#### Information provided

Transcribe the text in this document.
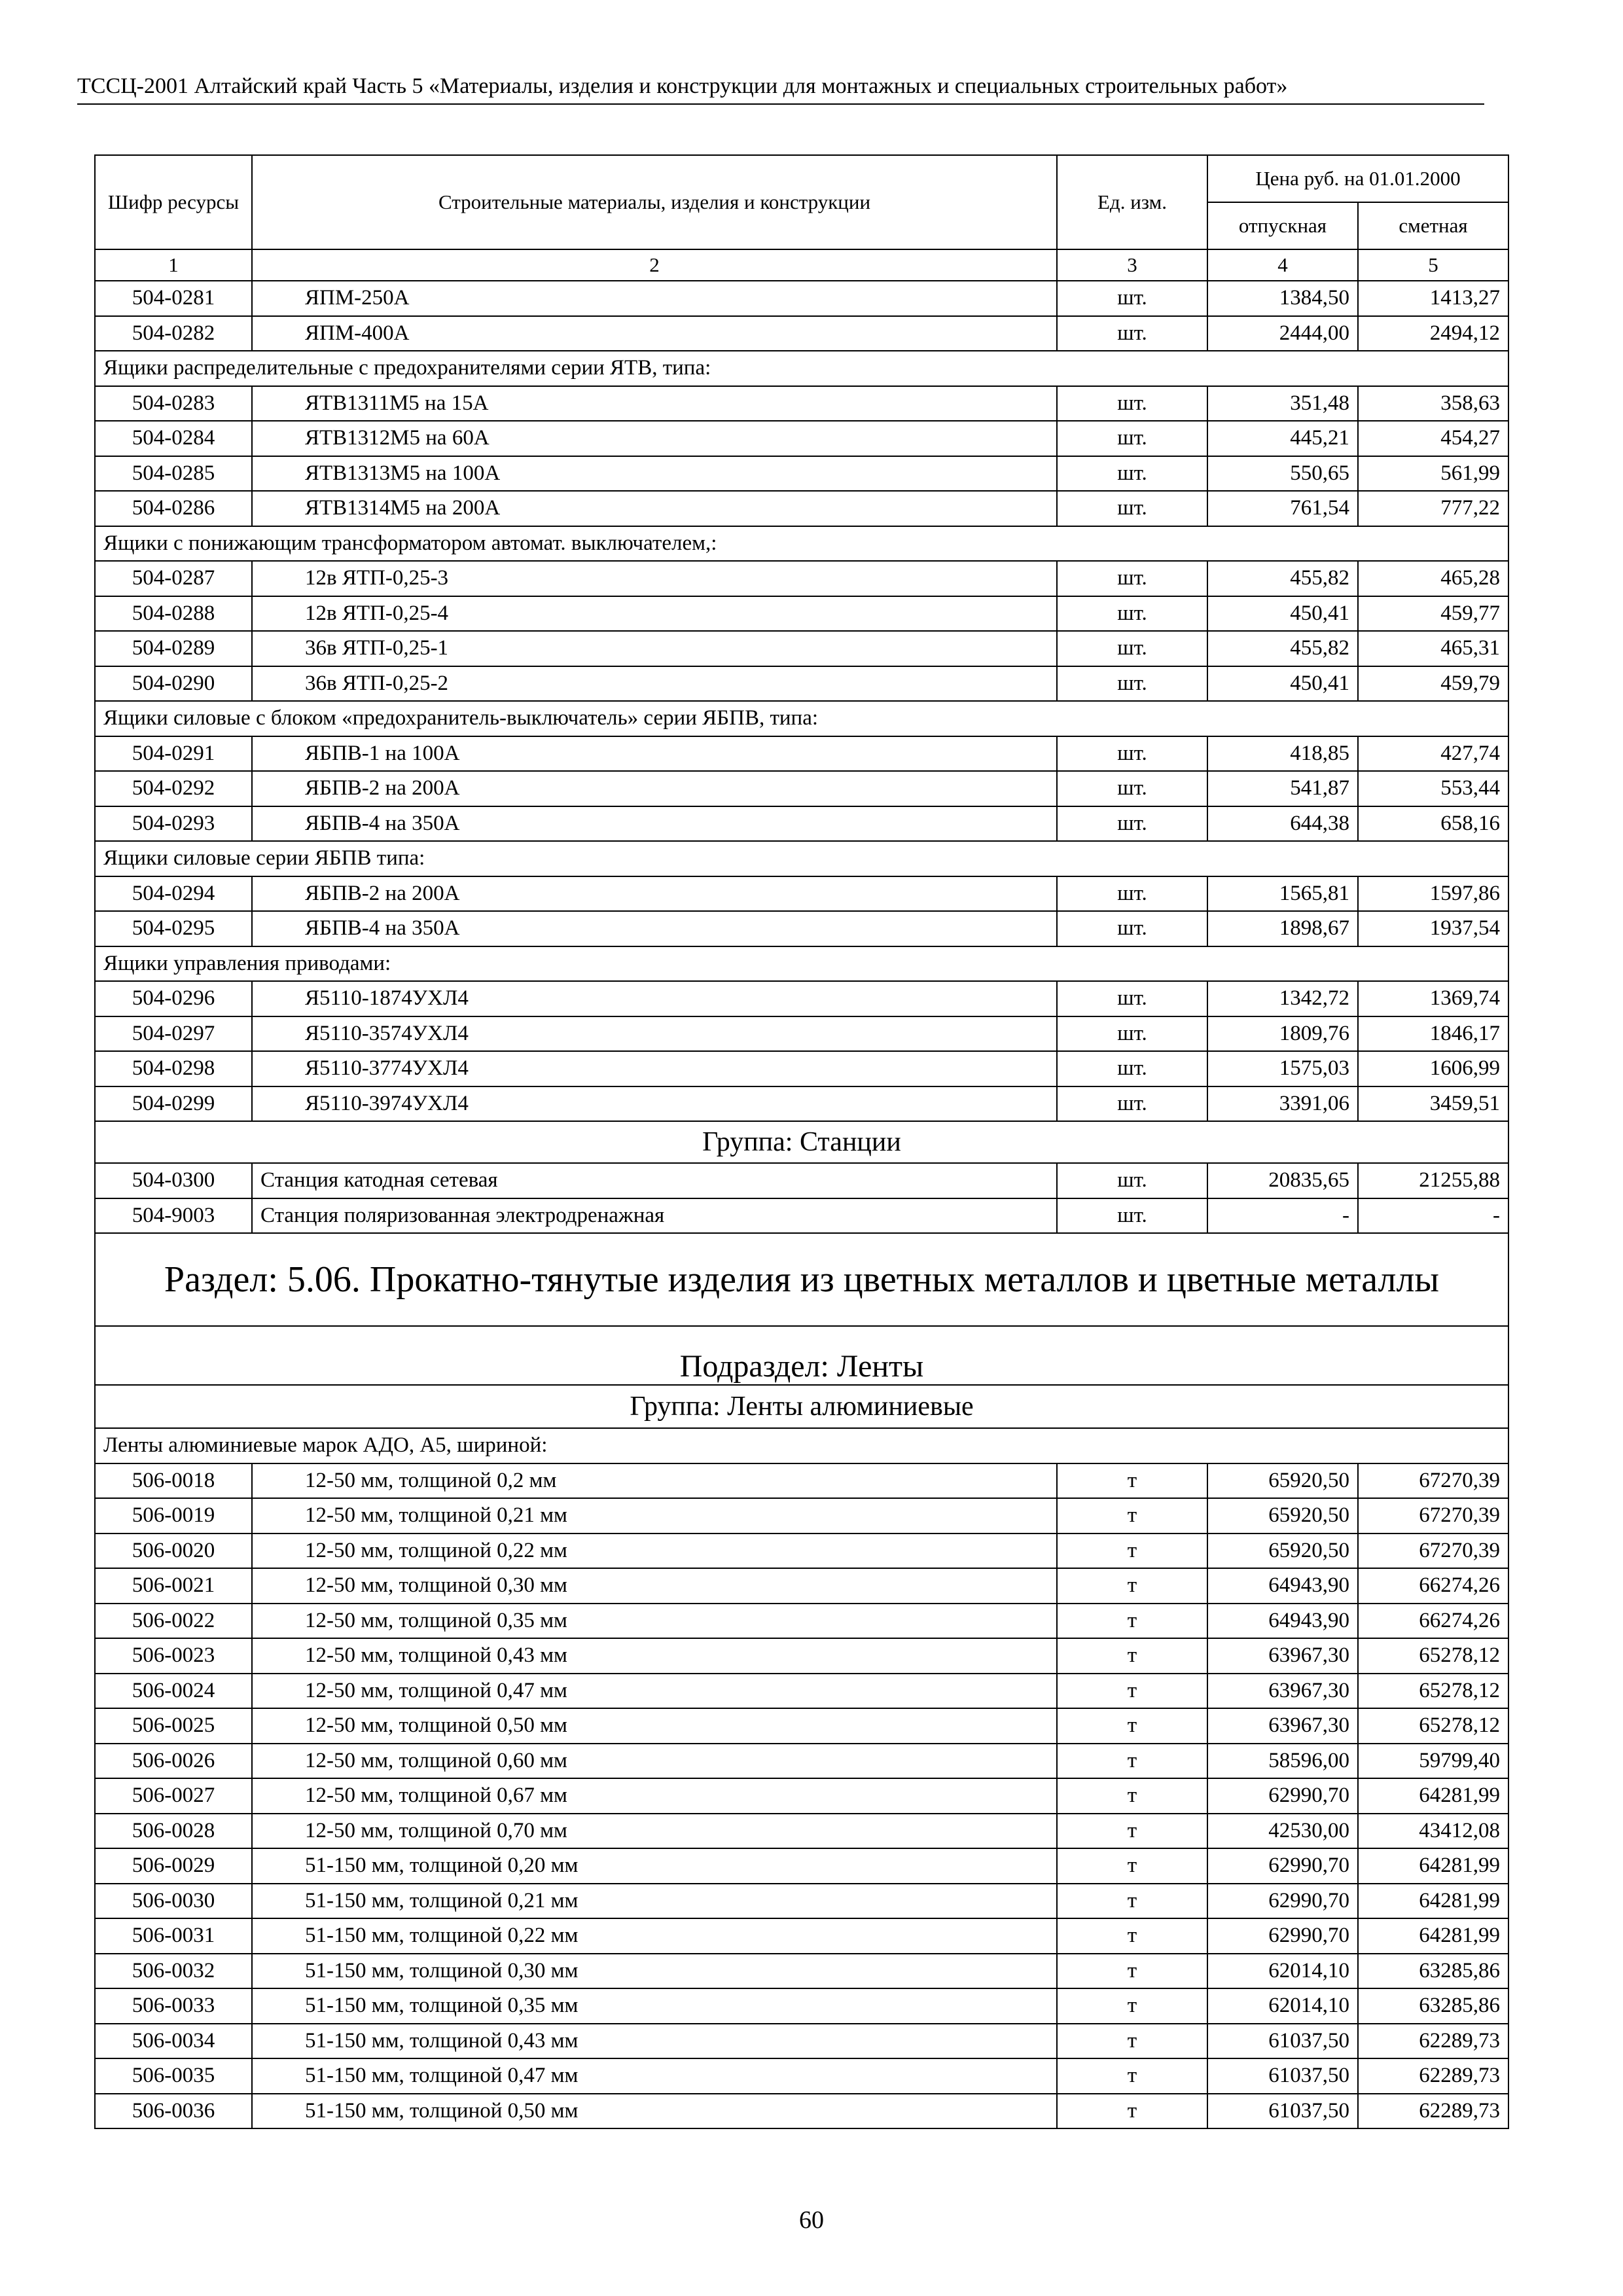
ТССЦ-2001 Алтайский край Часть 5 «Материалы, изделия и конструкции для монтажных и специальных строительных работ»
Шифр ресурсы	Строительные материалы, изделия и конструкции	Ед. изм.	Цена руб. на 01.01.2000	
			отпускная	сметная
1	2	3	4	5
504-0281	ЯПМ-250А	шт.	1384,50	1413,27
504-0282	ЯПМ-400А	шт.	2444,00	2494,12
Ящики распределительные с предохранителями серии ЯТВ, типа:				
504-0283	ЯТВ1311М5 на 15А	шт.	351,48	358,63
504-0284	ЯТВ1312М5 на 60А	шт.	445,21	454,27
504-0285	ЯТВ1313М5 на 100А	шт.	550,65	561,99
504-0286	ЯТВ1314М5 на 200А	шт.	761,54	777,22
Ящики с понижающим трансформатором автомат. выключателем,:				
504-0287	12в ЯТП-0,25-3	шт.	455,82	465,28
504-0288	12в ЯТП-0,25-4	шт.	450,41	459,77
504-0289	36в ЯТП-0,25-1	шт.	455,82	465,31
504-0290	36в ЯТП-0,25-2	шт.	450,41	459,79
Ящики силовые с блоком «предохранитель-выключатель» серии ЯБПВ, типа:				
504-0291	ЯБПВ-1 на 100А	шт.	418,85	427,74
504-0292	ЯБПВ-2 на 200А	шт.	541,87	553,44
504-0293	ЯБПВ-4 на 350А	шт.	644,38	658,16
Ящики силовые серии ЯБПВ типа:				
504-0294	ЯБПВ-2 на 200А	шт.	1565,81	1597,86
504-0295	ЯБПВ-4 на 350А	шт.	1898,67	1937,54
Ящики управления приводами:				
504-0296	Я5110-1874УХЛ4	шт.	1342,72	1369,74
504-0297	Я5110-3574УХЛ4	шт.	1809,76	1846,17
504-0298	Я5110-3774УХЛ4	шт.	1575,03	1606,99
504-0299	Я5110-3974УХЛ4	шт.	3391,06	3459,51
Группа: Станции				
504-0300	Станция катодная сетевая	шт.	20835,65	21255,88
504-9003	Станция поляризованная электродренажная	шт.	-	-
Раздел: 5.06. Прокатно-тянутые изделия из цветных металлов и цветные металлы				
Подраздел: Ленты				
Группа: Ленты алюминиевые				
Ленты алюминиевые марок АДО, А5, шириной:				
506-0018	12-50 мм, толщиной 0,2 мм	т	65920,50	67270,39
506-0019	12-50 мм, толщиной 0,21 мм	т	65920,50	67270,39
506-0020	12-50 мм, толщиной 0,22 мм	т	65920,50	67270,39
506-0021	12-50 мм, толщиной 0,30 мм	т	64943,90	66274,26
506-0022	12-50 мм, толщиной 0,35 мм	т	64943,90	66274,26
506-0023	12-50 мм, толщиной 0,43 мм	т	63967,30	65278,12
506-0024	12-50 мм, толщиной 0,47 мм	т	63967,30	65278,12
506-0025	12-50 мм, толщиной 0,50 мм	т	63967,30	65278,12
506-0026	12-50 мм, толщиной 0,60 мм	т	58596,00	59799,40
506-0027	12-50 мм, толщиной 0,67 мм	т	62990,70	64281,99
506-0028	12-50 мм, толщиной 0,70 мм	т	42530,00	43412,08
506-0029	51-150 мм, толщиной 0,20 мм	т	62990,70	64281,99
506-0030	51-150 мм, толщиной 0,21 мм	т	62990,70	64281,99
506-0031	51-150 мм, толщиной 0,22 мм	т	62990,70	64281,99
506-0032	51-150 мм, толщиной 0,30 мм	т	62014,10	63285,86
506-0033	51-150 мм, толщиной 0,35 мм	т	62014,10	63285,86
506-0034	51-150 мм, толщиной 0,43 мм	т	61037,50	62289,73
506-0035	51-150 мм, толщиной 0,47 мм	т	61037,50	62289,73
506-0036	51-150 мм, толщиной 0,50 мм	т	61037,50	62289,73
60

########
#### Information provided

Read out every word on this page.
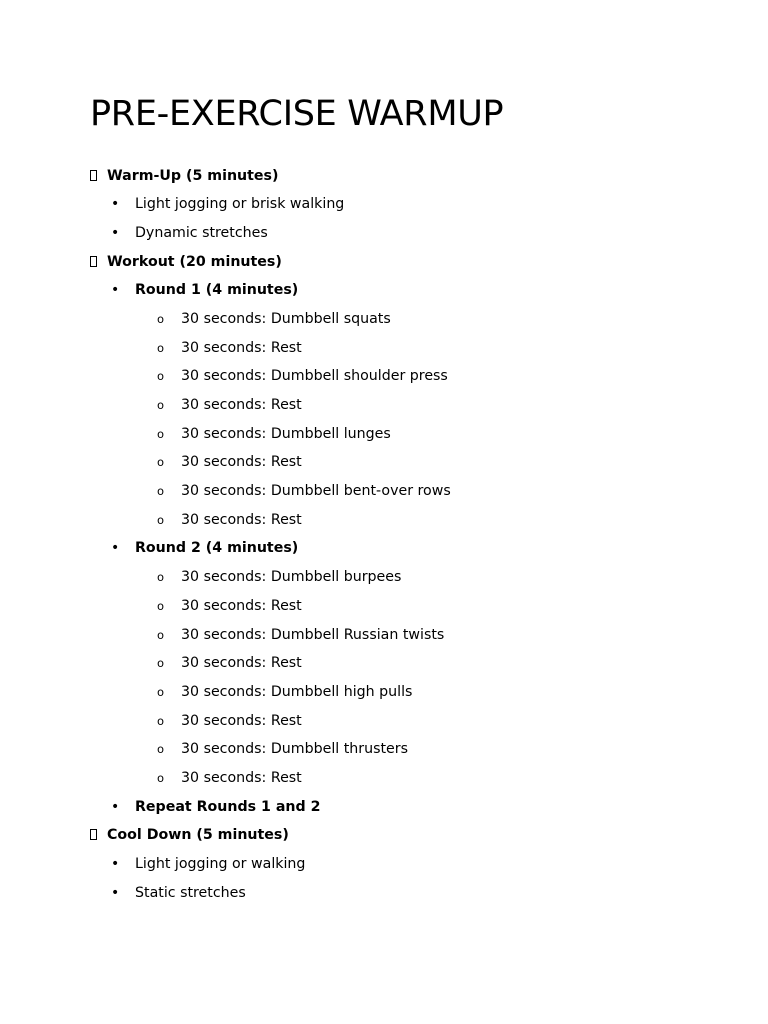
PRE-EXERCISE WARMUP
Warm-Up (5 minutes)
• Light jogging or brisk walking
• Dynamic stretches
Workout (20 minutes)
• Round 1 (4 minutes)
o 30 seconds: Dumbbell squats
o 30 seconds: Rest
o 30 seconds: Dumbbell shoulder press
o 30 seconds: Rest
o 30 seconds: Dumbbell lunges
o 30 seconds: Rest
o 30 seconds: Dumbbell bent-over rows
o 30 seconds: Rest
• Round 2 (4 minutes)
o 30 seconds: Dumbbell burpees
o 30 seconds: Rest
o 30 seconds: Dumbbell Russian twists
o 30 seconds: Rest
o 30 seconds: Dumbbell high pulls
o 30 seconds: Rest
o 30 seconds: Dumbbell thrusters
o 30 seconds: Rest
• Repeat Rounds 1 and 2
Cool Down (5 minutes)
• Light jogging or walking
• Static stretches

########

◆ **What to produce**: In the entries above, count each line that holds "серии". Give the total and nothing else.

◆ **Result of the exercise**: 3